[Figure dataset records]
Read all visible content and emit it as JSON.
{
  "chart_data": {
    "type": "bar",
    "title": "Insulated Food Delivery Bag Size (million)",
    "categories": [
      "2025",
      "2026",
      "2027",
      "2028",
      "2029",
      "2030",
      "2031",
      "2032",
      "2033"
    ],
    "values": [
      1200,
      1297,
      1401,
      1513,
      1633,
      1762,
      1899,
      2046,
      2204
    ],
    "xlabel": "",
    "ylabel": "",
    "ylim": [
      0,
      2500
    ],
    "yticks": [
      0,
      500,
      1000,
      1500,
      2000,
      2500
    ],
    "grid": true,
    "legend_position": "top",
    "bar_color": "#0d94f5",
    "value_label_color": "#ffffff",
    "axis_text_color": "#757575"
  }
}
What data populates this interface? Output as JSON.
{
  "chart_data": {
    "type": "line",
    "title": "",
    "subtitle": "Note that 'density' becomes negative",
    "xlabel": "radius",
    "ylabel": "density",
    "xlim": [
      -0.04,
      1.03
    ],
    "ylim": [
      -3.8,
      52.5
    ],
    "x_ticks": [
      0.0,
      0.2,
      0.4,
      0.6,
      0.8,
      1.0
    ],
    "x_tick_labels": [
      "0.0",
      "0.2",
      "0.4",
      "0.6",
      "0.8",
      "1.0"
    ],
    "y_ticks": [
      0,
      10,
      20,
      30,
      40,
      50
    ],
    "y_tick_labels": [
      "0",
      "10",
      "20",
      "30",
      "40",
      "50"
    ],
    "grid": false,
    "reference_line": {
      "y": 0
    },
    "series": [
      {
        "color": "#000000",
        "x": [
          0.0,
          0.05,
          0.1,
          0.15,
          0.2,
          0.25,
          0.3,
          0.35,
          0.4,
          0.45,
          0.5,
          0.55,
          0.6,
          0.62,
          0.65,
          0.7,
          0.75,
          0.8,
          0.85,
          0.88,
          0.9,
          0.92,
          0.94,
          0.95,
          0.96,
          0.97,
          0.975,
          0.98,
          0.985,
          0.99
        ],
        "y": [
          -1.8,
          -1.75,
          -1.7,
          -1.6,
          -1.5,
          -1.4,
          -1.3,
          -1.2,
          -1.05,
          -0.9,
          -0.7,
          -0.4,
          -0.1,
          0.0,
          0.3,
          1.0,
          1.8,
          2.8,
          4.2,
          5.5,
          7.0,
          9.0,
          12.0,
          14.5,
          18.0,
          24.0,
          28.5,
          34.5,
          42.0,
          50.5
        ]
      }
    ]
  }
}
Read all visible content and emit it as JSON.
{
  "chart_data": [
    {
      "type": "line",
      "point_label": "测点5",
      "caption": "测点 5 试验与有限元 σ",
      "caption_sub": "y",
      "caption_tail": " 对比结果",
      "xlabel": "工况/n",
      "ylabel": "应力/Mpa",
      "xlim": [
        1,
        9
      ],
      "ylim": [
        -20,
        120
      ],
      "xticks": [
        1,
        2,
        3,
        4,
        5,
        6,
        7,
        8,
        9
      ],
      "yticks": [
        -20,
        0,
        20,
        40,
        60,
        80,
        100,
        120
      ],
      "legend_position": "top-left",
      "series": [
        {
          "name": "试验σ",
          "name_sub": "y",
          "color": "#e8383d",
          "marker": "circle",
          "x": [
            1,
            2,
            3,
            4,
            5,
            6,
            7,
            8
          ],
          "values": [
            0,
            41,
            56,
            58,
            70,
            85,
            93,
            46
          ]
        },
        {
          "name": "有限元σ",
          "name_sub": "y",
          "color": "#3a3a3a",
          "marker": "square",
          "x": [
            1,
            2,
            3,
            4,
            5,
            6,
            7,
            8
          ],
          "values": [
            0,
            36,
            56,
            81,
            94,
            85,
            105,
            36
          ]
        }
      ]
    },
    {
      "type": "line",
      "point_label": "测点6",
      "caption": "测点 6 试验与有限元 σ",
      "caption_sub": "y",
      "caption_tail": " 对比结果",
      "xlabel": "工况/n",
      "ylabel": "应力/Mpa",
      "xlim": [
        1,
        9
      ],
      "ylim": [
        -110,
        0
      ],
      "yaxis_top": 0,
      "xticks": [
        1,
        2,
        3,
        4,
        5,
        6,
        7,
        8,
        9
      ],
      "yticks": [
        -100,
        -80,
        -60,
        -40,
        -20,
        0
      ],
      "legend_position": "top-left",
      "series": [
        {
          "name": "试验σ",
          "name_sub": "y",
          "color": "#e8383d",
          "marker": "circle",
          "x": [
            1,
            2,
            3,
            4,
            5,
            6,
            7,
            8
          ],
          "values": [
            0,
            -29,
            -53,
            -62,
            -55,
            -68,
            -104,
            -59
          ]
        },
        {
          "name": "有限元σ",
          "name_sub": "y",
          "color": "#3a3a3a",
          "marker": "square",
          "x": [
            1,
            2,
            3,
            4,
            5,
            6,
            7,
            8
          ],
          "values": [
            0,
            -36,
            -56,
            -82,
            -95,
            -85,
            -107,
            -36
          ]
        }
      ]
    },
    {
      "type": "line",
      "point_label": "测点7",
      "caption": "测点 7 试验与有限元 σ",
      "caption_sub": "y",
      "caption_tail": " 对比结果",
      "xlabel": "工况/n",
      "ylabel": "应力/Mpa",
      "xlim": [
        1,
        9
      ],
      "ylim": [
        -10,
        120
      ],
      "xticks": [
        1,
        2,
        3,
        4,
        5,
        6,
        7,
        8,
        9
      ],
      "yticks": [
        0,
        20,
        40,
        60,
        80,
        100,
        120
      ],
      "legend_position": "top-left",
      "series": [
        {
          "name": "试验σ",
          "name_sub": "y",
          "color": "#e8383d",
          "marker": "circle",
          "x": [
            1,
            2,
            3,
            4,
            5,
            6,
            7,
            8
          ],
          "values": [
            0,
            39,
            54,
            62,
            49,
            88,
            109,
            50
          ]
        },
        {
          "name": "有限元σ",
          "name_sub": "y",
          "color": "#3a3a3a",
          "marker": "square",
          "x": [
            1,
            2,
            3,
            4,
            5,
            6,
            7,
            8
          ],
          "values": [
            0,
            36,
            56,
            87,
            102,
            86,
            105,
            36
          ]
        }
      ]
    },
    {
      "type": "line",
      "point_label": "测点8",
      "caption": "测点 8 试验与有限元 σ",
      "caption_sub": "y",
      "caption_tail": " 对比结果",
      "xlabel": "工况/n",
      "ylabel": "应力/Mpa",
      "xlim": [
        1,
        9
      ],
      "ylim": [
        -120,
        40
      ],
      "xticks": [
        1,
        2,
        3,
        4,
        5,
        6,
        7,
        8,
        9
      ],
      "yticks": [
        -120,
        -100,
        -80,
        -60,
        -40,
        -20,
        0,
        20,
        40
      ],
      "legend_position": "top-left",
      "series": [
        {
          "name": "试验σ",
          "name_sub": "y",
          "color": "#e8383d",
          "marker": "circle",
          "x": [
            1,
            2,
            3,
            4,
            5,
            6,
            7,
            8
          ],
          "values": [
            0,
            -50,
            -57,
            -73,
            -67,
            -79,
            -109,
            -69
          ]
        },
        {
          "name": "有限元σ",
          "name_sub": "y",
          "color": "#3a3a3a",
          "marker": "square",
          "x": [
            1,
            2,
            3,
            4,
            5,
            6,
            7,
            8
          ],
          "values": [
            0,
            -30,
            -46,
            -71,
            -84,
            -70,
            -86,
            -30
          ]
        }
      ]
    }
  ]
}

What is being asked
Set down the entries verbatim, leaving none out.

Reply to the task
Read all visible content and emit it as JSON.
{
  "chart_data": {
    "type": "bar",
    "title": "Insulated Food Delivery Bag Size (million)",
    "categories": [
      "2025",
      "2026",
      "2027",
      "2028",
      "2029",
      "2030",
      "2031",
      "2032",
      "2033"
    ],
    "values": [
      1200,
      1297,
      1401,
      1513,
      1633,
      1762,
      1899,
      2046,
      2204
    ],
    "xlabel": "",
    "ylabel": "",
    "ylim": [
      0,
      2500
    ],
    "yticks": [
      0,
      500,
      1000,
      1500,
      2000,
      2500
    ],
    "grid": true,
    "legend_position": "top",
    "bar_color": "#0d94f5",
    "value_label_color": "#ffffff",
    "axis_text_color": "#757575"
  }
}
What data populates this interface? Output as JSON.
{
  "chart_data": {
    "type": "line",
    "title": "",
    "subtitle": "Note that 'density' becomes negative",
    "xlabel": "radius",
    "ylabel": "density",
    "xlim": [
      -0.04,
      1.03
    ],
    "ylim": [
      -3.8,
      52.5
    ],
    "x_ticks": [
      0.0,
      0.2,
      0.4,
      0.6,
      0.8,
      1.0
    ],
    "x_tick_labels": [
      "0.0",
      "0.2",
      "0.4",
      "0.6",
      "0.8",
      "1.0"
    ],
    "y_ticks": [
      0,
      10,
      20,
      30,
      40,
      50
    ],
    "y_tick_labels": [
      "0",
      "10",
      "20",
      "30",
      "40",
      "50"
    ],
    "grid": false,
    "reference_line": {
      "y": 0
    },
    "series": [
      {
        "color": "#000000",
        "x": [
          0.0,
          0.05,
          0.1,
          0.15,
          0.2,
          0.25,
          0.3,
          0.35,
          0.4,
          0.45,
          0.5,
          0.55,
          0.6,
          0.62,
          0.65,
          0.7,
          0.75,
          0.8,
          0.85,
          0.88,
          0.9,
          0.92,
          0.94,
          0.95,
          0.96,
          0.97,
          0.975,
          0.98,
          0.985,
          0.99
        ],
        "y": [
          -1.8,
          -1.75,
          -1.7,
          -1.6,
          -1.5,
          -1.4,
          -1.3,
          -1.2,
          -1.05,
          -0.9,
          -0.7,
          -0.4,
          -0.1,
          0.0,
          0.3,
          1.0,
          1.8,
          2.8,
          4.2,
          5.5,
          7.0,
          9.0,
          12.0,
          14.5,
          18.0,
          24.0,
          28.5,
          34.5,
          42.0,
          50.5
        ]
      }
    ]
  }
}
Read all visible content and emit it as JSON.
{
  "chart_data": [
    {
      "type": "line",
      "point_label": "测点5",
      "caption": "测点 5 试验与有限元 σ",
      "caption_sub": "y",
      "caption_tail": " 对比结果",
      "xlabel": "工况/n",
      "ylabel": "应力/Mpa",
      "xlim": [
        1,
        9
      ],
      "ylim": [
        -20,
        120
      ],
      "xticks": [
        1,
        2,
        3,
        4,
        5,
        6,
        7,
        8,
        9
      ],
      "yticks": [
        -20,
        0,
        20,
        40,
        60,
        80,
        100,
        120
      ],
      "legend_position": "top-left",
      "series": [
        {
          "name": "试验σ",
          "name_sub": "y",
          "color": "#e8383d",
          "marker": "circle",
          "x": [
            1,
            2,
            3,
            4,
            5,
            6,
            7,
            8
          ],
          "values": [
            0,
            41,
            56,
            58,
            70,
            85,
            93,
            46
          ]
        },
        {
          "name": "有限元σ",
          "name_sub": "y",
          "color": "#3a3a3a",
          "marker": "square",
          "x": [
            1,
            2,
            3,
            4,
            5,
            6,
            7,
            8
          ],
          "values": [
            0,
            36,
            56,
            81,
            94,
            85,
            105,
            36
          ]
        }
      ]
    },
    {
      "type": "line",
      "point_label": "测点6",
      "caption": "测点 6 试验与有限元 σ",
      "caption_sub": "y",
      "caption_tail": " 对比结果",
      "xlabel": "工况/n",
      "ylabel": "应力/Mpa",
      "xlim": [
        1,
        9
      ],
      "ylim": [
        -110,
        0
      ],
      "yaxis_top": 0,
      "xticks": [
        1,
        2,
        3,
        4,
        5,
        6,
        7,
        8,
        9
      ],
      "yticks": [
        -100,
        -80,
        -60,
        -40,
        -20,
        0
      ],
      "legend_position": "top-left",
      "series": [
        {
          "name": "试验σ",
          "name_sub": "y",
          "color": "#e8383d",
          "marker": "circle",
          "x": [
            1,
            2,
            3,
            4,
            5,
            6,
            7,
            8
          ],
          "values": [
            0,
            -29,
            -53,
            -62,
            -55,
            -68,
            -104,
            -59
          ]
        },
        {
          "name": "有限元σ",
          "name_sub": "y",
          "color": "#3a3a3a",
          "marker": "square",
          "x": [
            1,
            2,
            3,
            4,
            5,
            6,
            7,
            8
          ],
          "values": [
            0,
            -36,
            -56,
            -82,
            -95,
            -85,
            -107,
            -36
          ]
        }
      ]
    },
    {
      "type": "line",
      "point_label": "测点7",
      "caption": "测点 7 试验与有限元 σ",
      "caption_sub": "y",
      "caption_tail": " 对比结果",
      "xlabel": "工况/n",
      "ylabel": "应力/Mpa",
      "xlim": [
        1,
        9
      ],
      "ylim": [
        -10,
        120
      ],
      "xticks": [
        1,
        2,
        3,
        4,
        5,
        6,
        7,
        8,
        9
      ],
      "yticks": [
        0,
        20,
        40,
        60,
        80,
        100,
        120
      ],
      "legend_position": "top-left",
      "series": [
        {
          "name": "试验σ",
          "name_sub": "y",
          "color": "#e8383d",
          "marker": "circle",
          "x": [
            1,
            2,
            3,
            4,
            5,
            6,
            7,
            8
          ],
          "values": [
            0,
            39,
            54,
            62,
            49,
            88,
            109,
            50
          ]
        },
        {
          "name": "有限元σ",
          "name_sub": "y",
          "color": "#3a3a3a",
          "marker": "square",
          "x": [
            1,
            2,
            3,
            4,
            5,
            6,
            7,
            8
          ],
          "values": [
            0,
            36,
            56,
            87,
            102,
            86,
            105,
            36
          ]
        }
      ]
    },
    {
      "type": "line",
      "point_label": "测点8",
      "caption": "测点 8 试验与有限元 σ",
      "caption_sub": "y",
      "caption_tail": " 对比结果",
      "xlabel": "工况/n",
      "ylabel": "应力/Mpa",
      "xlim": [
        1,
        9
      ],
      "ylim": [
        -120,
        40
      ],
      "xticks": [
        1,
        2,
        3,
        4,
        5,
        6,
        7,
        8,
        9
      ],
      "yticks": [
        -120,
        -100,
        -80,
        -60,
        -40,
        -20,
        0,
        20,
        40
      ],
      "legend_position": "top-left",
      "series": [
        {
          "name": "试验σ",
          "name_sub": "y",
          "color": "#e8383d",
          "marker": "circle",
          "x": [
            1,
            2,
            3,
            4,
            5,
            6,
            7,
            8
          ],
          "values": [
            0,
            -50,
            -57,
            -73,
            -67,
            -79,
            -109,
            -69
          ]
        },
        {
          "name": "有限元σ",
          "name_sub": "y",
          "color": "#3a3a3a",
          "marker": "square",
          "x": [
            1,
            2,
            3,
            4,
            5,
            6,
            7,
            8
          ],
          "values": [
            0,
            -30,
            -46,
            -71,
            -84,
            -70,
            -86,
            -30
          ]
        }
      ]
    }
  ]
}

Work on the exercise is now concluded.